**Objective:** Show each line of the data below that has the string "icon" in it.

**Records for processing:**
## BEGIN

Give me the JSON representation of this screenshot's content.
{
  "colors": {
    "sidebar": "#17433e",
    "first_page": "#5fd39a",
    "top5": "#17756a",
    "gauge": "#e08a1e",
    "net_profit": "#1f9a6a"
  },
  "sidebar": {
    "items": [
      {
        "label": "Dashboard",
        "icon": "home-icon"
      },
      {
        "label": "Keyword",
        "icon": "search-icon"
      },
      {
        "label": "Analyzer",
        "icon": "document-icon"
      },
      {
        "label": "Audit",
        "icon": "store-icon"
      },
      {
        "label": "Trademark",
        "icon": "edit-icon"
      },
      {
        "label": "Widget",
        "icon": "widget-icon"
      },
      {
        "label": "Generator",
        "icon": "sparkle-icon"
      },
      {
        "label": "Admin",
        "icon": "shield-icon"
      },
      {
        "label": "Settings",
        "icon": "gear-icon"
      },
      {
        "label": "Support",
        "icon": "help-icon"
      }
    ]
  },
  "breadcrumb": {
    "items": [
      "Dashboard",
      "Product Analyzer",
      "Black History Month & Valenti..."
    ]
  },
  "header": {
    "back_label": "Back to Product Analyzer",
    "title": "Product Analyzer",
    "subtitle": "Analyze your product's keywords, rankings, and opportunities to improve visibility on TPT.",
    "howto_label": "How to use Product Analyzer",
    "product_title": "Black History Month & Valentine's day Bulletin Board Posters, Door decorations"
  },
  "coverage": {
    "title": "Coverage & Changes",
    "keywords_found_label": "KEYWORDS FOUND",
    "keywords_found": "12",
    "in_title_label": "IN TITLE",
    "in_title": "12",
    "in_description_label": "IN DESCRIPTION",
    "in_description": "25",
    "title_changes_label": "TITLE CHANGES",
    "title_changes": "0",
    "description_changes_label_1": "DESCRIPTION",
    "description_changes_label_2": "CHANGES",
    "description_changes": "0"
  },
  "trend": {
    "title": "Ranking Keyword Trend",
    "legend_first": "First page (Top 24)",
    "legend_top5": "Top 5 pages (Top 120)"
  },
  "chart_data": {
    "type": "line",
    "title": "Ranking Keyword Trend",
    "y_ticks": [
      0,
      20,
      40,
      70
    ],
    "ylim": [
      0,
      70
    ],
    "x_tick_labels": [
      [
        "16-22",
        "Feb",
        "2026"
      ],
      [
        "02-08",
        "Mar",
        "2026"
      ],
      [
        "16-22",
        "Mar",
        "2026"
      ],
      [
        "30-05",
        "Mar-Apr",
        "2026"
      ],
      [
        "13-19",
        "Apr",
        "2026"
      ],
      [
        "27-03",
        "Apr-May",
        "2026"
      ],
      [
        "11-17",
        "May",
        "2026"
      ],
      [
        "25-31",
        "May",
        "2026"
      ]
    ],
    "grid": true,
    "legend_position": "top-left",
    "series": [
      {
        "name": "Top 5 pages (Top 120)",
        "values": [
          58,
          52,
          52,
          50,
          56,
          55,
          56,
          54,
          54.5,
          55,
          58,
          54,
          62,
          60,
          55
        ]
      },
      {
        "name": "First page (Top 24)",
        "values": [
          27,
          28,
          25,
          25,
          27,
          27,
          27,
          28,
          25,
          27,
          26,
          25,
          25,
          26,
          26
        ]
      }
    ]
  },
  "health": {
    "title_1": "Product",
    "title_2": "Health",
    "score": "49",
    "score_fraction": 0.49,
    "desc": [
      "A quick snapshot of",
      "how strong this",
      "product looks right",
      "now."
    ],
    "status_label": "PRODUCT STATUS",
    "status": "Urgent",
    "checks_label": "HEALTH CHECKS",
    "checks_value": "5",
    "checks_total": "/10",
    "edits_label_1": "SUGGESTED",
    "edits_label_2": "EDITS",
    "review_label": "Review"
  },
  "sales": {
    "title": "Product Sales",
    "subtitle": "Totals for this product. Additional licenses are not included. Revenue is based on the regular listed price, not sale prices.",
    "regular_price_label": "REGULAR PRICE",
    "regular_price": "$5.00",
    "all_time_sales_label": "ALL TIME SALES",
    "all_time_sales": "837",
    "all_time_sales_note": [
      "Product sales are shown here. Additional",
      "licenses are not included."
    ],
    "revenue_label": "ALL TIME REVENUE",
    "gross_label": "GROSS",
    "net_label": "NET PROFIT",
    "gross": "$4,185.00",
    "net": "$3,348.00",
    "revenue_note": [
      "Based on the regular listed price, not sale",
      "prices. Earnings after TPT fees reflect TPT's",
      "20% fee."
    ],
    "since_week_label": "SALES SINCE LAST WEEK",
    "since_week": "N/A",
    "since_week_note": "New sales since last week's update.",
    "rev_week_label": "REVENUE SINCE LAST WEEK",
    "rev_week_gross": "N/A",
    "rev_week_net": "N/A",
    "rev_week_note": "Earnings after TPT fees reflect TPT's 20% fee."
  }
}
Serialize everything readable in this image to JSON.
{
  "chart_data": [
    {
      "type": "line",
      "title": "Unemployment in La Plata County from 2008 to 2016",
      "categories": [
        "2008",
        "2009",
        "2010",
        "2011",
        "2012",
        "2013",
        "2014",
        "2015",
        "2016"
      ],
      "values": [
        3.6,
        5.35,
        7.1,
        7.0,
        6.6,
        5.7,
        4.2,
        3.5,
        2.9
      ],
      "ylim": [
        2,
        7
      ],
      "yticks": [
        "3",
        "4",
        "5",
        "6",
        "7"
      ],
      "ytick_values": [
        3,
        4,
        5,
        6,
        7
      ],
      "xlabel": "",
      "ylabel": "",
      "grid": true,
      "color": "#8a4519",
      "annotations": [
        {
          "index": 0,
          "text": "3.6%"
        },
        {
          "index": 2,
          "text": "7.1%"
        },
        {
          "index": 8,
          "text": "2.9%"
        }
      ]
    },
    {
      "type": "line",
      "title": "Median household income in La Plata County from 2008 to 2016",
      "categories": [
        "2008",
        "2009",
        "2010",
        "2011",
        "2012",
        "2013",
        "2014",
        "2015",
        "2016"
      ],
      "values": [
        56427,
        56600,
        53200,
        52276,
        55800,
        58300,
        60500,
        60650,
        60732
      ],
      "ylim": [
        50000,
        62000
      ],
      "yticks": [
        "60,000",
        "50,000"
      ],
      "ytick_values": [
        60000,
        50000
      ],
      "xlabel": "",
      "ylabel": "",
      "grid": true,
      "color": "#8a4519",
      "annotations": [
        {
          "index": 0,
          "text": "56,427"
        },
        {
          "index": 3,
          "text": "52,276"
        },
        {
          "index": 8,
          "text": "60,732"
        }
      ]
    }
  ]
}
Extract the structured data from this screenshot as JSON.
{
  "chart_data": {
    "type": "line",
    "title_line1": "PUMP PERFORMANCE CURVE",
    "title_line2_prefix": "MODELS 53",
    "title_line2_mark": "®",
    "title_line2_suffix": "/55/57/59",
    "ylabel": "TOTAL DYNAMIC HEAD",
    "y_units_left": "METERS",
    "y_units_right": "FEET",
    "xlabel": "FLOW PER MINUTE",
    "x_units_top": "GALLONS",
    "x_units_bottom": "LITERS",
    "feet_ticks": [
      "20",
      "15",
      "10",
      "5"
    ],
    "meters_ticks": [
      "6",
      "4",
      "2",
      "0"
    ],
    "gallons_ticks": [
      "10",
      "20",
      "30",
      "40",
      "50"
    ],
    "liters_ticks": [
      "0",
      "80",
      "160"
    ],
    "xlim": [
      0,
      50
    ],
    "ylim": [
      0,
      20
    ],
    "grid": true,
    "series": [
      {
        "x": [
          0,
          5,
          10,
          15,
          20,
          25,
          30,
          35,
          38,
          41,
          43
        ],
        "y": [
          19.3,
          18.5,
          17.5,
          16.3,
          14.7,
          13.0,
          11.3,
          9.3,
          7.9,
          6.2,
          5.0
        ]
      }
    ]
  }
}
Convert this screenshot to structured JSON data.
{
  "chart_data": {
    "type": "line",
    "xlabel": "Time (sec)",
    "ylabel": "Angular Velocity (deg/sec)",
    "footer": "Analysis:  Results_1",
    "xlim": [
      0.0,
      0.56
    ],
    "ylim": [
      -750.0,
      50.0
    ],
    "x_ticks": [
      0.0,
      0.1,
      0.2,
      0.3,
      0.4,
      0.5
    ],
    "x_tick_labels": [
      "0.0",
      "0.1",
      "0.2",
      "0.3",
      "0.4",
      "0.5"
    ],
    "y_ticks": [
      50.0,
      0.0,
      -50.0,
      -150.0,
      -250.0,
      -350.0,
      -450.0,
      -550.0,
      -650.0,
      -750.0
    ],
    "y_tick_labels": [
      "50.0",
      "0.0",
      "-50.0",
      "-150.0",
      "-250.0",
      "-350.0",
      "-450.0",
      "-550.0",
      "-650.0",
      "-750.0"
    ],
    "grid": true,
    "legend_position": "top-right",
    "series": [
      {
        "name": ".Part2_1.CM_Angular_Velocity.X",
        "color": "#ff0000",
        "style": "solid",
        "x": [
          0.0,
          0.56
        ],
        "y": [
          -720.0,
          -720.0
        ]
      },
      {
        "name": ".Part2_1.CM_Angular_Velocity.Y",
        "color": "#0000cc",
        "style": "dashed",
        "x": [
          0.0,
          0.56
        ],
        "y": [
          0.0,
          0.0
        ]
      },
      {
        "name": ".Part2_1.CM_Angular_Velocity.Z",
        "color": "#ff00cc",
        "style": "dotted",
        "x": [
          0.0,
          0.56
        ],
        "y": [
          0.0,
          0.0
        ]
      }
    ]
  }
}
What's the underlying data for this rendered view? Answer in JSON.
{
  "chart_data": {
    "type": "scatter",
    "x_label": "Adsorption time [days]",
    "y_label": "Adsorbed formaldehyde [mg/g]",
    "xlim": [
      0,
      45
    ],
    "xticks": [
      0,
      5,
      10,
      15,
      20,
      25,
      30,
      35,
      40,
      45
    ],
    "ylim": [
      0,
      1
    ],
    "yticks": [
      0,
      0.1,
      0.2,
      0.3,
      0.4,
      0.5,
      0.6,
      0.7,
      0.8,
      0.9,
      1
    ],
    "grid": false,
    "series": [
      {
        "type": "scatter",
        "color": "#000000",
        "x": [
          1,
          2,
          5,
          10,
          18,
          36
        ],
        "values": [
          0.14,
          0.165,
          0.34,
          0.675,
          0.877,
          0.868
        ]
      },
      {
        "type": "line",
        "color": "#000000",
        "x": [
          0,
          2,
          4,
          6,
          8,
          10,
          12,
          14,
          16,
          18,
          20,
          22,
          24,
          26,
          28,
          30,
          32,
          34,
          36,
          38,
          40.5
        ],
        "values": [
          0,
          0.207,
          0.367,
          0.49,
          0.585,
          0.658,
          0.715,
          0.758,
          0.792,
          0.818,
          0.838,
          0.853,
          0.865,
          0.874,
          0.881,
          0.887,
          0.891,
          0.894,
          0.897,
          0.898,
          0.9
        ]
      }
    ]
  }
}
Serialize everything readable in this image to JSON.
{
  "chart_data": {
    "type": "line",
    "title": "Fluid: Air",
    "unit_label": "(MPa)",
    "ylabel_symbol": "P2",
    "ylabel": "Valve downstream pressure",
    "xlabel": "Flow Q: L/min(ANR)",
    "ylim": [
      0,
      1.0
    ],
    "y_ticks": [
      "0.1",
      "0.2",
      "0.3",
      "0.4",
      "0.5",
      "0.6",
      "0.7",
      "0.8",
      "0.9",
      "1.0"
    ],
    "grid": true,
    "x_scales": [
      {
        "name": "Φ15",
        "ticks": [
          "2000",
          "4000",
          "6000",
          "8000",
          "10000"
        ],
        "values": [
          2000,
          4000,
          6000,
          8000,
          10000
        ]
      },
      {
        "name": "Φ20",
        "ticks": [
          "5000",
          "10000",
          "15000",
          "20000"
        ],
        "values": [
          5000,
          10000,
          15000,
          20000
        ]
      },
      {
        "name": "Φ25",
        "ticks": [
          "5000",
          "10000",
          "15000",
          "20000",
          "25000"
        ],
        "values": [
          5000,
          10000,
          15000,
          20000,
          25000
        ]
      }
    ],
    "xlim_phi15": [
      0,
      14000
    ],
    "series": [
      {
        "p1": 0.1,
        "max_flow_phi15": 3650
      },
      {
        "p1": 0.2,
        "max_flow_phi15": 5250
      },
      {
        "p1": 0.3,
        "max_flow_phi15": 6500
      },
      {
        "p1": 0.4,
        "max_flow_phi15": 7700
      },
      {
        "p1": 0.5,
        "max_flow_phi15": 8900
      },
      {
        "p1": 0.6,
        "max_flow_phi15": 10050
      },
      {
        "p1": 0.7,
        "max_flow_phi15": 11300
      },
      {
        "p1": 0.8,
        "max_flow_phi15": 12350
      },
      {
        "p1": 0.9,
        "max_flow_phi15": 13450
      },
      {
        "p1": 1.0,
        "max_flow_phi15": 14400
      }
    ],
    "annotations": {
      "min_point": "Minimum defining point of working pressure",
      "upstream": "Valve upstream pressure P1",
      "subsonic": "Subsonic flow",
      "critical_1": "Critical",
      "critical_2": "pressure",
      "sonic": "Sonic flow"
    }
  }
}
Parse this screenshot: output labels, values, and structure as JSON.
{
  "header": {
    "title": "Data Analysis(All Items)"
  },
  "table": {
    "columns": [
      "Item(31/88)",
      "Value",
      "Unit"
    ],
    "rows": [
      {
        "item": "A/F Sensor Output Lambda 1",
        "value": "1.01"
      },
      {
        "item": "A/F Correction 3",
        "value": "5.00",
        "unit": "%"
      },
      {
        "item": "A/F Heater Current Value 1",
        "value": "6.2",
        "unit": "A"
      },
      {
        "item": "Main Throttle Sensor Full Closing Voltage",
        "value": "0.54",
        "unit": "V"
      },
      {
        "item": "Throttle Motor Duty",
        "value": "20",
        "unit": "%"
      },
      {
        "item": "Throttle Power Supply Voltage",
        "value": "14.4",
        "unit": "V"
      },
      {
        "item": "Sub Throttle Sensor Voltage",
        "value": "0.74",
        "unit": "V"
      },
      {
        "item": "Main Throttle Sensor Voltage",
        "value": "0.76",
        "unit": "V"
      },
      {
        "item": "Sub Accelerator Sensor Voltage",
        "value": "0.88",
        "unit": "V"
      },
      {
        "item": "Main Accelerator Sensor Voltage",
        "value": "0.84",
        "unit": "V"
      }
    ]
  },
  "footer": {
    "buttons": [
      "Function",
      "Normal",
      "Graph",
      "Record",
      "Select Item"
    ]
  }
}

## END

**Response:**
        "icon": "home-icon"
        "icon": "search-icon"
        "icon": "document-icon"
        "icon": "store-icon"
        "icon": "edit-icon"
        "icon": "widget-icon"
        "icon": "sparkle-icon"
        "icon": "shield-icon"
        "icon": "gear-icon"
        "icon": "help-icon"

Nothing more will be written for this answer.